Examine the entries and show every line in which the word "SleeplessInSeattle" is found.

### MATERIAL FOR THIS TASK
========
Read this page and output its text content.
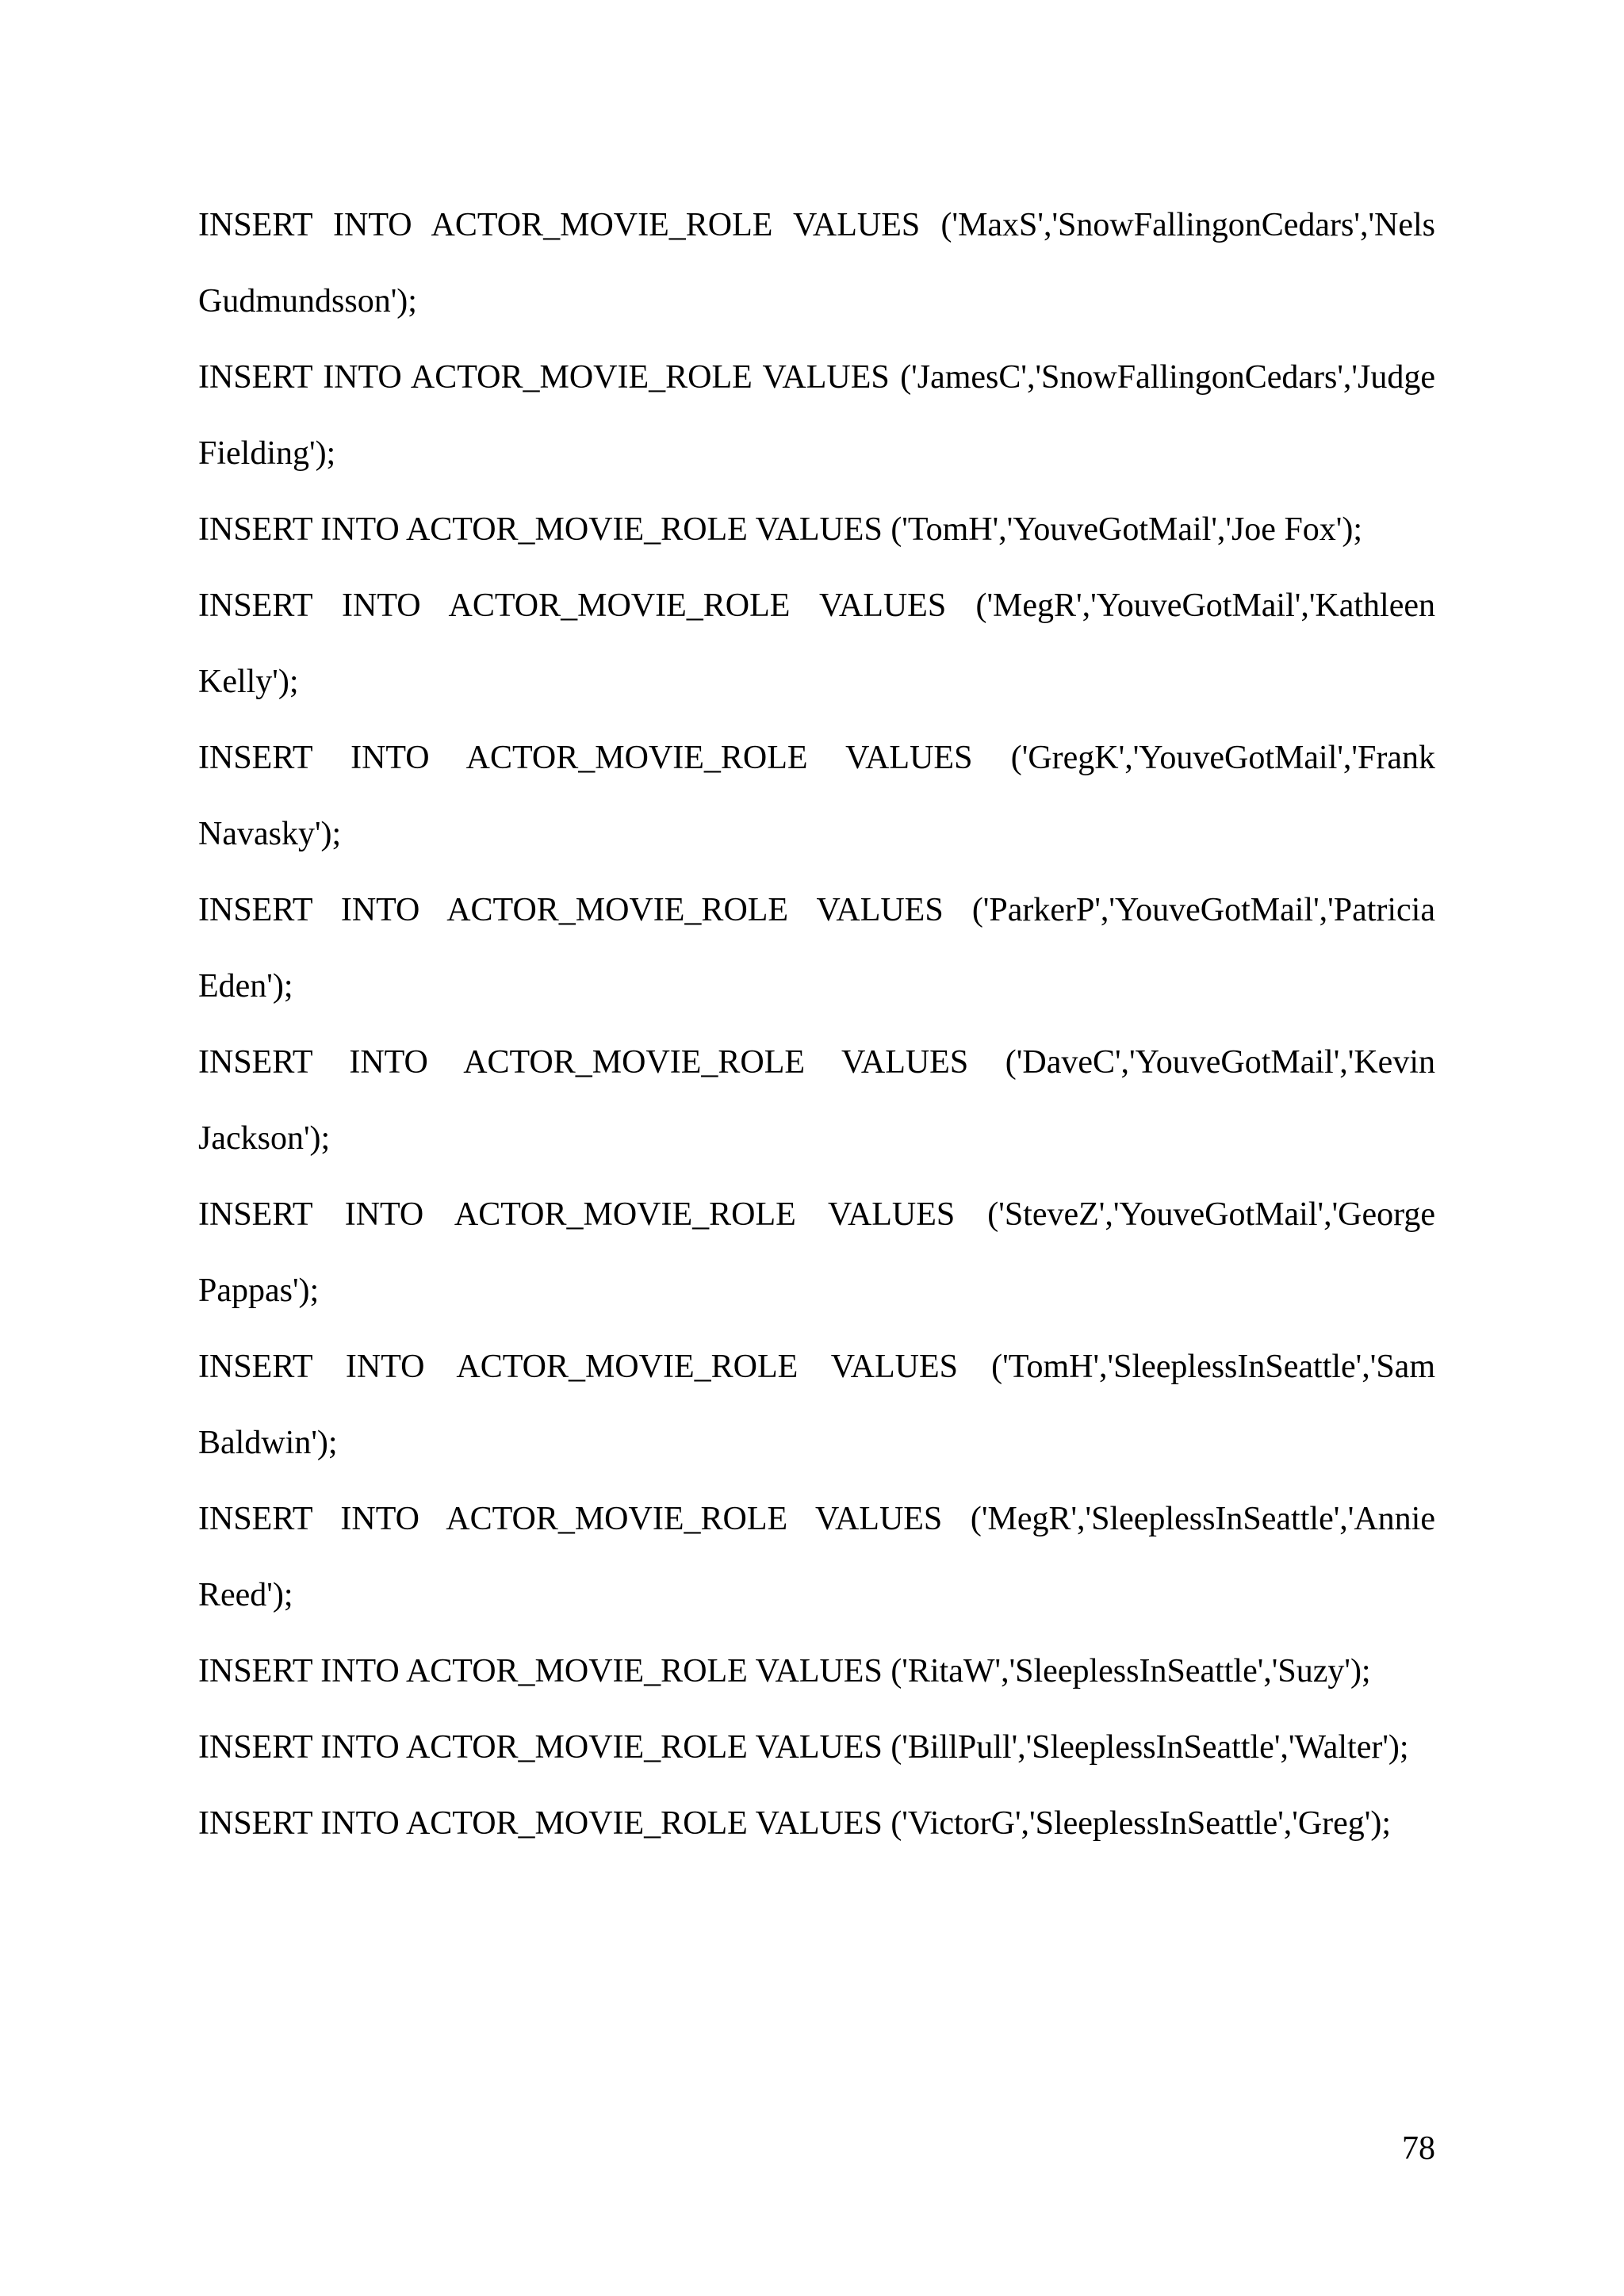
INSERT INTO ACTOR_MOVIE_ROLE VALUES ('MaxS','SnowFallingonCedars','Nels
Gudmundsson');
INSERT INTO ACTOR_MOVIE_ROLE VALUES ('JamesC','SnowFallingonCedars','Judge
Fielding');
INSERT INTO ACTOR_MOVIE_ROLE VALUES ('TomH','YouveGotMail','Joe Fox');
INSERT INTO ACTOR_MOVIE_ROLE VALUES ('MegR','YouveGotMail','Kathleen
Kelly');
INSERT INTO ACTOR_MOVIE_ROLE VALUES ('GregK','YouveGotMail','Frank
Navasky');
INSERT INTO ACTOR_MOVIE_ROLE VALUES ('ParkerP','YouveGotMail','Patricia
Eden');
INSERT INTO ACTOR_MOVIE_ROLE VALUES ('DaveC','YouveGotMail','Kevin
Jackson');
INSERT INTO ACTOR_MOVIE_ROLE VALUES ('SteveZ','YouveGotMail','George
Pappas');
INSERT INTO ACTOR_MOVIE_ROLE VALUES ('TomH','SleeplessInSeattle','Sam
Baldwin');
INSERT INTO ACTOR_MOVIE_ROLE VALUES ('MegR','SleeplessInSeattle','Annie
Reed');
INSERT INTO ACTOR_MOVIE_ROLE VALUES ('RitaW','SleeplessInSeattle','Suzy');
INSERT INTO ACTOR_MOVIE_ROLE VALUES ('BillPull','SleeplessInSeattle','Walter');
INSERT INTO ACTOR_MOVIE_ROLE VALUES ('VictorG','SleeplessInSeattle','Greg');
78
========
### RESPONSE FOR THIS EXERCISE
INSERT INTO ACTOR_MOVIE_ROLE VALUES ('TomH','SleeplessInSeattle','Sam
INSERT INTO ACTOR_MOVIE_ROLE VALUES ('MegR','SleeplessInSeattle','Annie
INSERT INTO ACTOR_MOVIE_ROLE VALUES ('RitaW','SleeplessInSeattle','Suzy');
INSERT INTO ACTOR_MOVIE_ROLE VALUES ('BillPull','SleeplessInSeattle','Walter');
INSERT INTO ACTOR_MOVIE_ROLE VALUES ('VictorG','SleeplessInSeattle','Greg');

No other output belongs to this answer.